Pull out each line in the records that contains the word "column" and copy those lines unchanged.

>> Start PROVIDED DATA

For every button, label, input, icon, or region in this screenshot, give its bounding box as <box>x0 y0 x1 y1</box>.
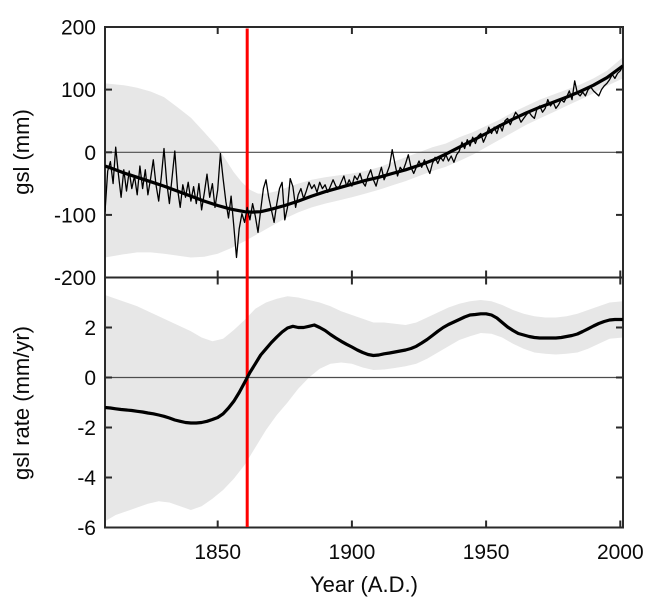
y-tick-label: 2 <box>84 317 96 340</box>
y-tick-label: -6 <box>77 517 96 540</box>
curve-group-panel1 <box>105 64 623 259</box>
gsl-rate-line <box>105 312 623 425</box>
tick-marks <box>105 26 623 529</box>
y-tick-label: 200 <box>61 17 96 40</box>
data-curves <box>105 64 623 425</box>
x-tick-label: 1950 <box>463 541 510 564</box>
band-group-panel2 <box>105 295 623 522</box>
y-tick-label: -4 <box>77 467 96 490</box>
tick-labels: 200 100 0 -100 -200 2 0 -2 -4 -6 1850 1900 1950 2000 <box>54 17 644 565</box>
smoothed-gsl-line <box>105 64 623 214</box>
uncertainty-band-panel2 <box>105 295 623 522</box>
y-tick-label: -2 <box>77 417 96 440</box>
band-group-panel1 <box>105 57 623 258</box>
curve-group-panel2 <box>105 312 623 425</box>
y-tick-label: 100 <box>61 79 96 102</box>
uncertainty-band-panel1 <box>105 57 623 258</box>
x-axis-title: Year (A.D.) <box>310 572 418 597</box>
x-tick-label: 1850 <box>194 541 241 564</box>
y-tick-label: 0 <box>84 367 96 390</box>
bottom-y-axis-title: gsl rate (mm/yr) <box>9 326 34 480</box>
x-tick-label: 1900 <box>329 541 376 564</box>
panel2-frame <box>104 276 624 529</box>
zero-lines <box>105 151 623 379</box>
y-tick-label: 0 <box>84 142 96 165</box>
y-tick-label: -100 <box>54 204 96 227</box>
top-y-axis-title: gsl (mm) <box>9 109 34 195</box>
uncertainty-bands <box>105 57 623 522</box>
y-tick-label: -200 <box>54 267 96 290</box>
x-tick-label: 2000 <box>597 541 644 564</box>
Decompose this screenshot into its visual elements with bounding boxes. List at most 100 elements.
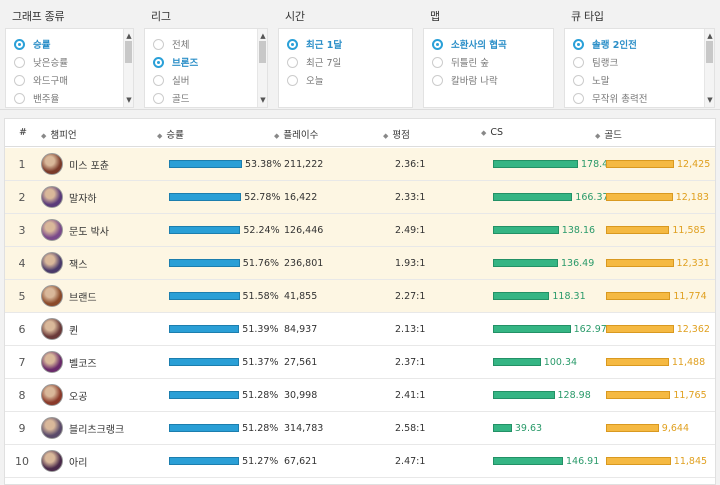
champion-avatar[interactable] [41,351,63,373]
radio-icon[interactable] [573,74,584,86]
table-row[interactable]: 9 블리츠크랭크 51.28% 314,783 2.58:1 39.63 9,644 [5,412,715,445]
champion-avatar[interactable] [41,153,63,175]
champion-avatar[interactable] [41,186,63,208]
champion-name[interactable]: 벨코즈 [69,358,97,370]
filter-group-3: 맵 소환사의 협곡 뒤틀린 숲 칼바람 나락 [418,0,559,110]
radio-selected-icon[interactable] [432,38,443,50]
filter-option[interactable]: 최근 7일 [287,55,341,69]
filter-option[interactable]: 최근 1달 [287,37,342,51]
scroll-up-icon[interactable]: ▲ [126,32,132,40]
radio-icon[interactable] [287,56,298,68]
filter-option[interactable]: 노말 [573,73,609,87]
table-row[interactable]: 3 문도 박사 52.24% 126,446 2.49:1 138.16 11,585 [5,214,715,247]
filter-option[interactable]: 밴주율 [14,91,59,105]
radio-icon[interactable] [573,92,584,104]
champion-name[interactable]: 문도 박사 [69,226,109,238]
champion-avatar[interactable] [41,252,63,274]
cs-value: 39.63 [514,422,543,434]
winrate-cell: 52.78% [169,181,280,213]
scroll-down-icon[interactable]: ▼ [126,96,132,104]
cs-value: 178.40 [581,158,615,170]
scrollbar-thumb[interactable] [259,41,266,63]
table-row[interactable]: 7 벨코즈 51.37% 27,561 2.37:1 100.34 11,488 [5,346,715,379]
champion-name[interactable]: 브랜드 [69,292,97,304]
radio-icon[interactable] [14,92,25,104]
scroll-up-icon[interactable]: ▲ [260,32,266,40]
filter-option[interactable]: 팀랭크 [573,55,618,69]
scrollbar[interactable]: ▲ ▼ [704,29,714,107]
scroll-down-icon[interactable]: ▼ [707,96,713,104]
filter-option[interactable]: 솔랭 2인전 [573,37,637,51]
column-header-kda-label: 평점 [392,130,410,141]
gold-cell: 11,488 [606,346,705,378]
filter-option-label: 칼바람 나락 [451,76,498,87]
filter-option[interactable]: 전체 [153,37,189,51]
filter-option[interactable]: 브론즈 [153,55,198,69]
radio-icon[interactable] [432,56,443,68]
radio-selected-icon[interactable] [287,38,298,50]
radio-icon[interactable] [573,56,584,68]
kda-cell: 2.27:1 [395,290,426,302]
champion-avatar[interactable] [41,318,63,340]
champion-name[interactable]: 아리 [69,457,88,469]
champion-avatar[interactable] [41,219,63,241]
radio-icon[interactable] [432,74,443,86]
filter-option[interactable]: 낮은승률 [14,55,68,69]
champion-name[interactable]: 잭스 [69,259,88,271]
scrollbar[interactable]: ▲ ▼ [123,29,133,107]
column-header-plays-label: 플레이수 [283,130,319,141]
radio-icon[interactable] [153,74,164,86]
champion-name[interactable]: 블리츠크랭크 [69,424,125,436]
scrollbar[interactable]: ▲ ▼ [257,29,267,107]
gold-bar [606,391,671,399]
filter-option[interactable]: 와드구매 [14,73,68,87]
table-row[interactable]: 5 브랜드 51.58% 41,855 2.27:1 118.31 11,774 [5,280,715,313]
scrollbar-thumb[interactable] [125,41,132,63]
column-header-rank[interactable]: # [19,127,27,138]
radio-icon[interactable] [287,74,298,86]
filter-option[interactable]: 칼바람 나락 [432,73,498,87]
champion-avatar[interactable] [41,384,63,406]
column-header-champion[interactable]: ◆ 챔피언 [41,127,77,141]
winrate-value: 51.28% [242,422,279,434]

>> End PROVIDED DATA

RESPONSE FOR THIS EXERCISE.
column-header-kda-label: 평점 [392,130,410,141]
column-header-plays-label: 플레이수 [283,130,319,141]
column-header-rank[interactable]: # [19,127,27,138]
column-header-champion[interactable]: ◆ 챔피언 [41,127,77,141]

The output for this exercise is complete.